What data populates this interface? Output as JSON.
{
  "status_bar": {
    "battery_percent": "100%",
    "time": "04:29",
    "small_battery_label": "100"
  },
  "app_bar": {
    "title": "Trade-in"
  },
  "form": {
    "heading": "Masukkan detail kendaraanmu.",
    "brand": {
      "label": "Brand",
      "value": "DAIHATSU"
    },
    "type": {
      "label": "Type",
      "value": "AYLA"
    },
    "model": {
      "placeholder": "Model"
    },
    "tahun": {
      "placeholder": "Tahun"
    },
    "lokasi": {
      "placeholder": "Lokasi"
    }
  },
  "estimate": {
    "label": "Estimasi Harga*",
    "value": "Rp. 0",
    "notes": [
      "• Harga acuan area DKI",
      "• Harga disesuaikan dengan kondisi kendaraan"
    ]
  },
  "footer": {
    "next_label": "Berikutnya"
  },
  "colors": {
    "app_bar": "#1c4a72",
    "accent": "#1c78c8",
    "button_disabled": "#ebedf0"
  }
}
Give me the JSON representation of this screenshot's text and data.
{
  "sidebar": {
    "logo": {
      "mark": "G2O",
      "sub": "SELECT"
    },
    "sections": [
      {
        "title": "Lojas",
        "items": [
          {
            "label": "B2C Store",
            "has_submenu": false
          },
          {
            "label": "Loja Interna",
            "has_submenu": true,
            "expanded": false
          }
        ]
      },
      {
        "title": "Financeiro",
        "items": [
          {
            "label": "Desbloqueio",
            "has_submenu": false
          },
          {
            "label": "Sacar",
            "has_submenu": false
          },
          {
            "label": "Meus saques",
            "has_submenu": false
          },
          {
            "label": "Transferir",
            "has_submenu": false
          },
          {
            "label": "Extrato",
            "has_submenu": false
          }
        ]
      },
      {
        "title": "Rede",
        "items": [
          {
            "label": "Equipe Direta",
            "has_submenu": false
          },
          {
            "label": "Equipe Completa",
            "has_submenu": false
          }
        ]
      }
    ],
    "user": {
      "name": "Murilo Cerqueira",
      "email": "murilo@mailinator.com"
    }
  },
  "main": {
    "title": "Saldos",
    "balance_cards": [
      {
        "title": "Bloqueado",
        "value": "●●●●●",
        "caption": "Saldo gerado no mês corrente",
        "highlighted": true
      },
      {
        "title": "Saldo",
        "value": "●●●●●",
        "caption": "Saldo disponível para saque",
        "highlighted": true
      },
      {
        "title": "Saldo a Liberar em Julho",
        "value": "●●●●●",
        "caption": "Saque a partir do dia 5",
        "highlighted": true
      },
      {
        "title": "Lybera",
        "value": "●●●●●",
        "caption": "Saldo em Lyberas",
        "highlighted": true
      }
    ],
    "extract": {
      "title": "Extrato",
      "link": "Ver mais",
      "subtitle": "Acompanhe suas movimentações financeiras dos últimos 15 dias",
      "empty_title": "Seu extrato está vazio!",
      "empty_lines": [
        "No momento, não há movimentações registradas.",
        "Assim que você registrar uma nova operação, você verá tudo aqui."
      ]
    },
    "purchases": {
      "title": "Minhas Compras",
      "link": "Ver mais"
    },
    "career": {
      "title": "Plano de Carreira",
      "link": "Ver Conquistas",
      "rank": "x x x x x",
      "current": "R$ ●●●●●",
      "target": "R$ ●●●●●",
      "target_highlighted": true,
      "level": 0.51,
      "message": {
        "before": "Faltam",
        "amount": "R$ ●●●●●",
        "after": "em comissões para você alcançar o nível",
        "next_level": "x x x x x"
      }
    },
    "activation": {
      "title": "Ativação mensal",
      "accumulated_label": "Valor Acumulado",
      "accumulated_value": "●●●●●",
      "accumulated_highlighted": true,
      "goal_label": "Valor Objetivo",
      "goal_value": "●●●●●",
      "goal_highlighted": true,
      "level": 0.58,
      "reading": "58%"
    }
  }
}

———

Print the records once more, exactly as they were given.

Response to this task:
What data populates this interface? Output as JSON.
{
  "status_bar": {
    "battery_percent": "100%",
    "time": "04:29",
    "small_battery_label": "100"
  },
  "app_bar": {
    "title": "Trade-in"
  },
  "form": {
    "heading": "Masukkan detail kendaraanmu.",
    "brand": {
      "label": "Brand",
      "value": "DAIHATSU"
    },
    "type": {
      "label": "Type",
      "value": "AYLA"
    },
    "model": {
      "placeholder": "Model"
    },
    "tahun": {
      "placeholder": "Tahun"
    },
    "lokasi": {
      "placeholder": "Lokasi"
    }
  },
  "estimate": {
    "label": "Estimasi Harga*",
    "value": "Rp. 0",
    "notes": [
      "• Harga acuan area DKI",
      "• Harga disesuaikan dengan kondisi kendaraan"
    ]
  },
  "footer": {
    "next_label": "Berikutnya"
  },
  "colors": {
    "app_bar": "#1c4a72",
    "accent": "#1c78c8",
    "button_disabled": "#ebedf0"
  }
}
Give me the JSON representation of this screenshot's text and data.
{
  "sidebar": {
    "logo": {
      "mark": "G2O",
      "sub": "SELECT"
    },
    "sections": [
      {
        "title": "Lojas",
        "items": [
          {
            "label": "B2C Store",
            "has_submenu": false
          },
          {
            "label": "Loja Interna",
            "has_submenu": true,
            "expanded": false
          }
        ]
      },
      {
        "title": "Financeiro",
        "items": [
          {
            "label": "Desbloqueio",
            "has_submenu": false
          },
          {
            "label": "Sacar",
            "has_submenu": false
          },
          {
            "label": "Meus saques",
            "has_submenu": false
          },
          {
            "label": "Transferir",
            "has_submenu": false
          },
          {
            "label": "Extrato",
            "has_submenu": false
          }
        ]
      },
      {
        "title": "Rede",
        "items": [
          {
            "label": "Equipe Direta",
            "has_submenu": false
          },
          {
            "label": "Equipe Completa",
            "has_submenu": false
          }
        ]
      }
    ],
    "user": {
      "name": "Murilo Cerqueira",
      "email": "murilo@mailinator.com"
    }
  },
  "main": {
    "title": "Saldos",
    "balance_cards": [
      {
        "title": "Bloqueado",
        "value": "●●●●●",
        "caption": "Saldo gerado no mês corrente",
        "highlighted": true
      },
      {
        "title": "Saldo",
        "value": "●●●●●",
        "caption": "Saldo disponível para saque",
        "highlighted": true
      },
      {
        "title": "Saldo a Liberar em Julho",
        "value": "●●●●●",
        "caption": "Saque a partir do dia 5",
        "highlighted": true
      },
      {
        "title": "Lybera",
        "value": "●●●●●",
        "caption": "Saldo em Lyberas",
        "highlighted": true
      }
    ],
    "extract": {
      "title": "Extrato",
      "link": "Ver mais",
      "subtitle": "Acompanhe suas movimentações financeiras dos últimos 15 dias",
      "empty_title": "Seu extrato está vazio!",
      "empty_lines": [
        "No momento, não há movimentações registradas.",
        "Assim que você registrar uma nova operação, você verá tudo aqui."
      ]
    },
    "purchases": {
      "title": "Minhas Compras",
      "link": "Ver mais"
    },
    "career": {
      "title": "Plano de Carreira",
      "link": "Ver Conquistas",
      "rank": "x x x x x",
      "current": "R$ ●●●●●",
      "target": "R$ ●●●●●",
      "target_highlighted": true,
      "level": 0.51,
      "message": {
        "before": "Faltam",
        "amount": "R$ ●●●●●",
        "after": "em comissões para você alcançar o nível",
        "next_level": "x x x x x"
      }
    },
    "activation": {
      "title": "Ativação mensal",
      "accumulated_label": "Valor Acumulado",
      "accumulated_value": "●●●●●",
      "accumulated_highlighted": true,
      "goal_label": "Valor Objetivo",
      "goal_value": "●●●●●",
      "goal_highlighted": true,
      "level": 0.58,
      "reading": "58%"
    }
  }
}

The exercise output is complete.